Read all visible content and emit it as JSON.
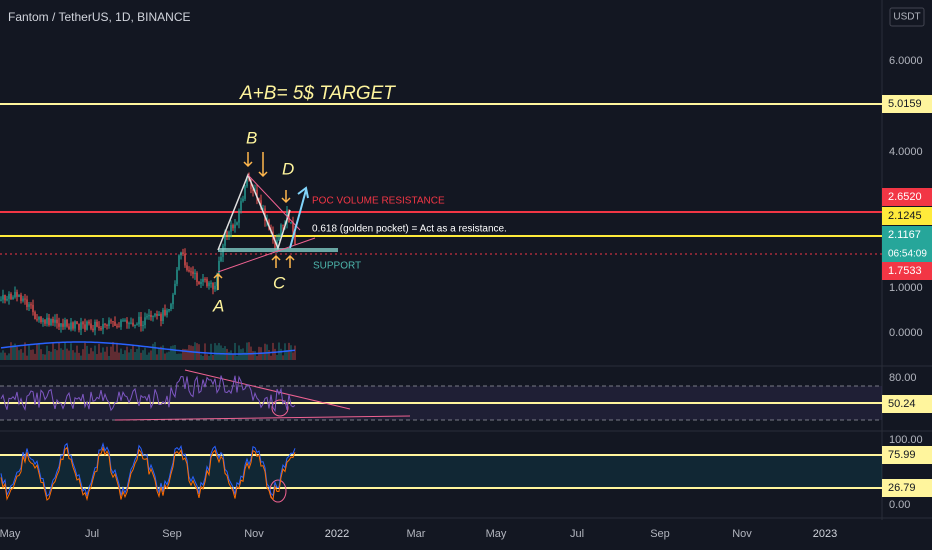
{
  "header": {
    "title": "Fantom / TetherUS, 1D, BINANCE",
    "currency": "USDT"
  },
  "price_axis": {
    "ticks": [
      "6.0000",
      "4.0000",
      "1.0000",
      "0.0000"
    ],
    "tags": [
      {
        "label": "5.0159",
        "color": "#fff59d"
      },
      {
        "label": "2.6520",
        "color": "#f23645"
      },
      {
        "label": "2.1245",
        "color": "#ffeb3b"
      },
      {
        "label": "2.1167",
        "color": "#26a69a"
      },
      {
        "label": "1.7533",
        "color": "#f23645"
      }
    ],
    "countdown": "06:54:09"
  },
  "annotations": [
    "A+B= 5$ TARGET",
    "B",
    "D",
    "A",
    "C",
    "POC VOLUME RESISTANCE",
    "0.618 (golden pocket) = Act as a resistance.",
    "SUPPORT"
  ],
  "rsi": {
    "ticks": [
      "80.00"
    ],
    "tag": "50.24"
  },
  "stoch": {
    "ticks": [
      "100.00",
      "0.00"
    ],
    "tags": [
      "75.99",
      "26.79"
    ]
  },
  "time_axis": [
    "May",
    "Jul",
    "Sep",
    "Nov",
    "2022",
    "Mar",
    "May",
    "Jul",
    "Sep",
    "Nov",
    "2023"
  ]
}
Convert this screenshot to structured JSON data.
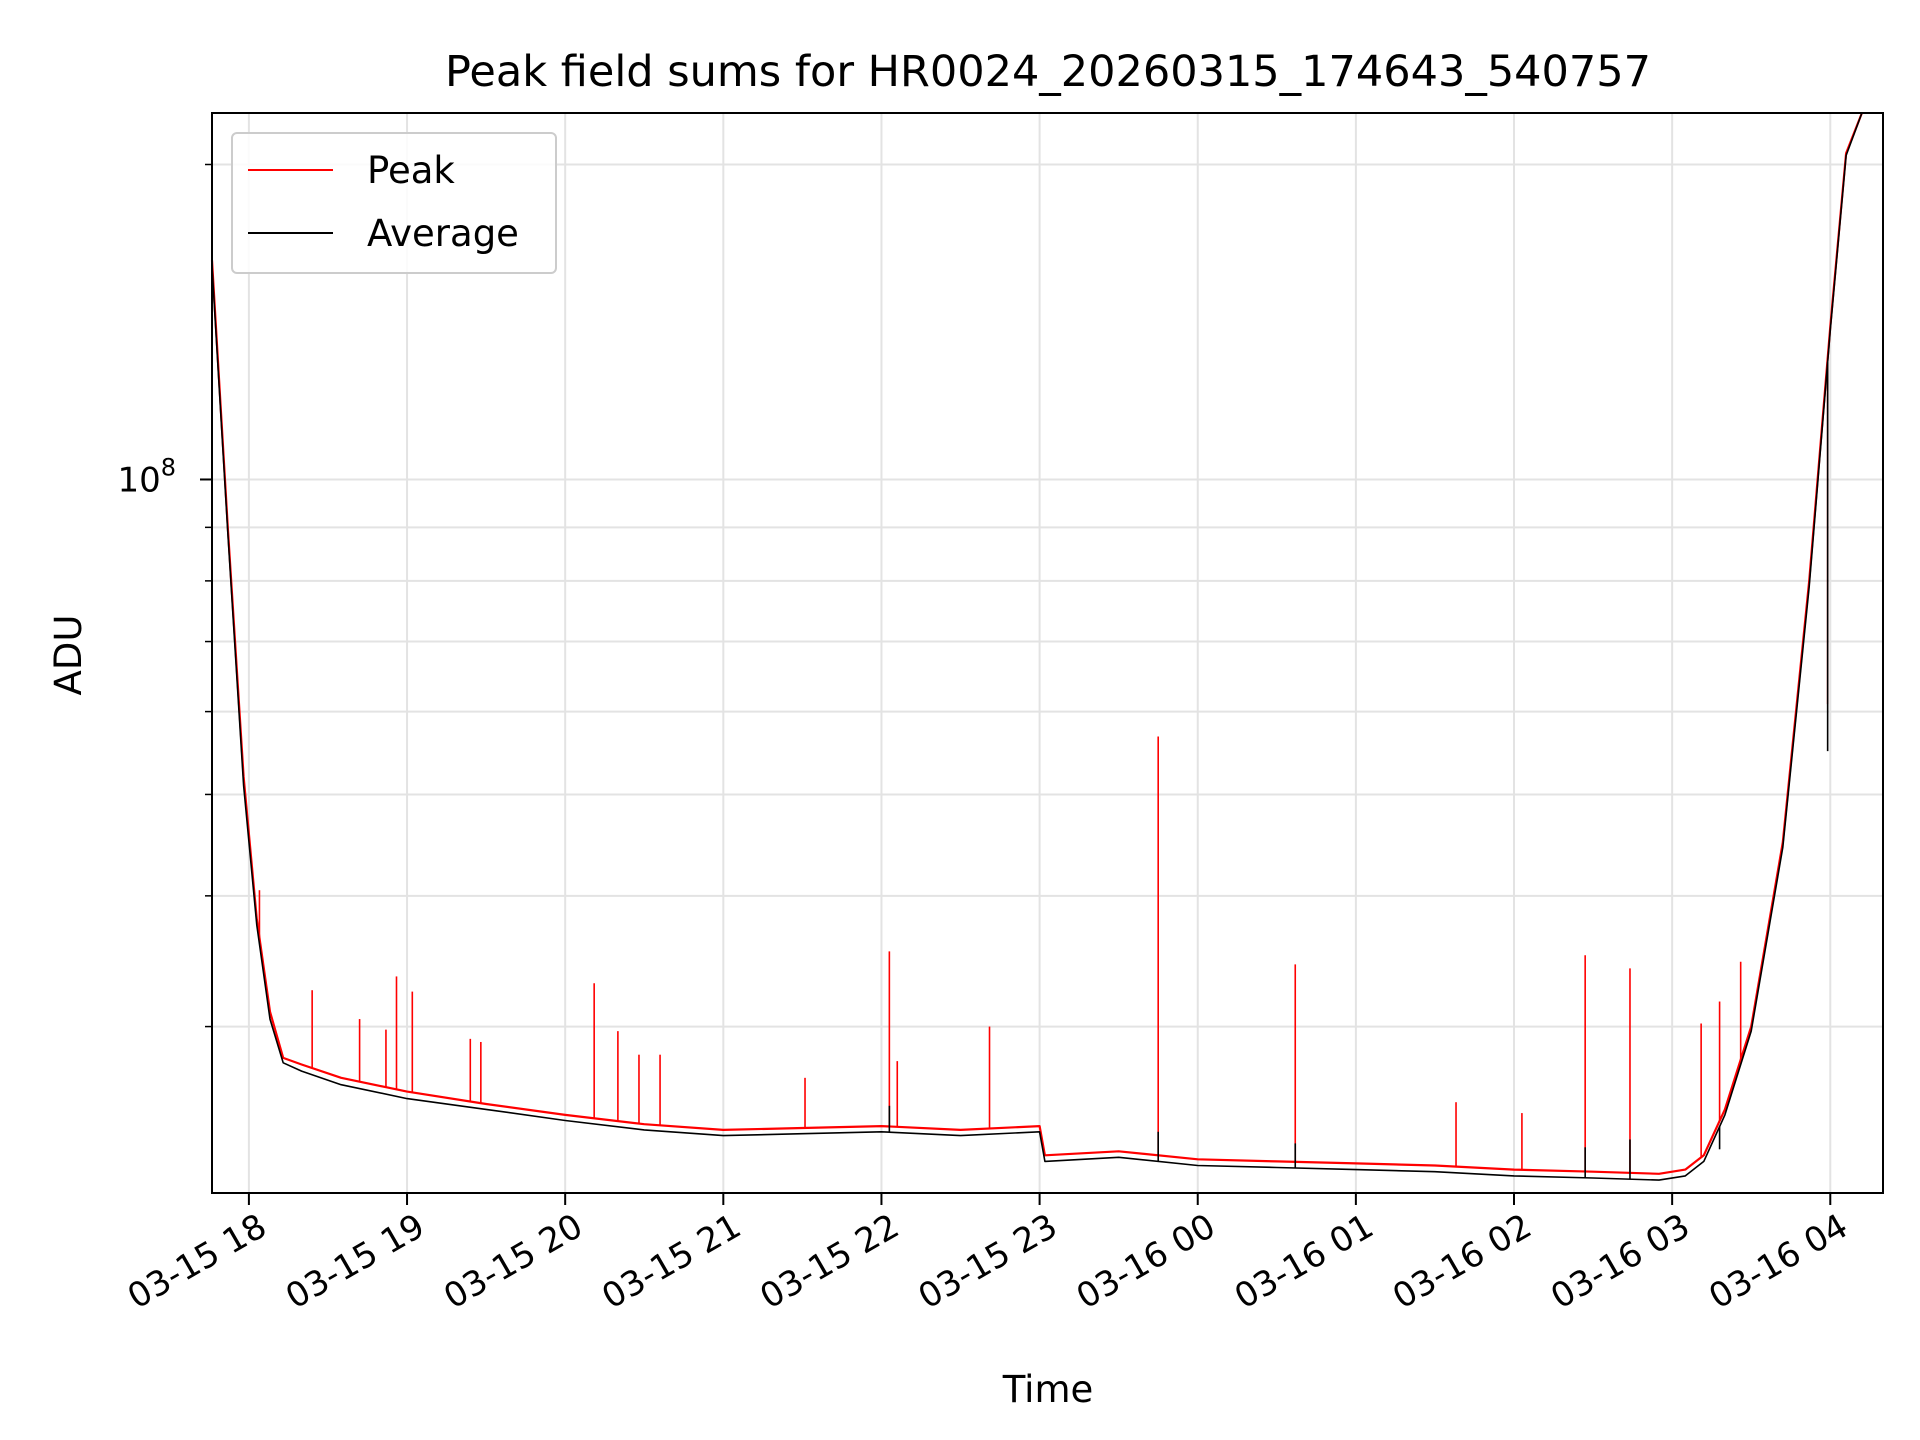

+===+

Transcribe every entry word for word, but skip the pictures.

Read all visible content and emit it as JSON.
{
  "header": {
    "title": "Fantom / TetherUS, 1D, BINANCE",
    "currency": "USDT"
  },
  "price_axis": {
    "ticks": [
      "6.0000",
      "4.0000",
      "1.0000",
      "0.0000"
    ],
    "tags": [
      {
        "label": "5.0159",
        "color": "#fff59d"
      },
      {
        "label": "2.6520",
        "color": "#f23645"
      },
      {
        "label": "2.1245",
        "color": "#ffeb3b"
      },
      {
        "label": "2.1167",
        "color": "#26a69a"
      },
      {
        "label": "1.7533",
        "color": "#f23645"
      }
    ],
    "countdown": "06:54:09"
  },
  "annotations": [
    "A+B= 5$ TARGET",
    "B",
    "D",
    "A",
    "C",
    "POC VOLUME RESISTANCE",
    "0.618 (golden pocket) = Act as a resistance.",
    "SUPPORT"
  ],
  "rsi": {
    "ticks": [
      "80.00"
    ],
    "tag": "50.24"
  },
  "stoch": {
    "ticks": [
      "100.00",
      "0.00"
    ],
    "tags": [
      "75.99",
      "26.79"
    ]
  },
  "time_axis": [
    "May",
    "Jul",
    "Sep",
    "Nov",
    "2022",
    "Mar",
    "May",
    "Jul",
    "Sep",
    "Nov",
    "2023"
  ]
}
Convert this screenshot to structured JSON data.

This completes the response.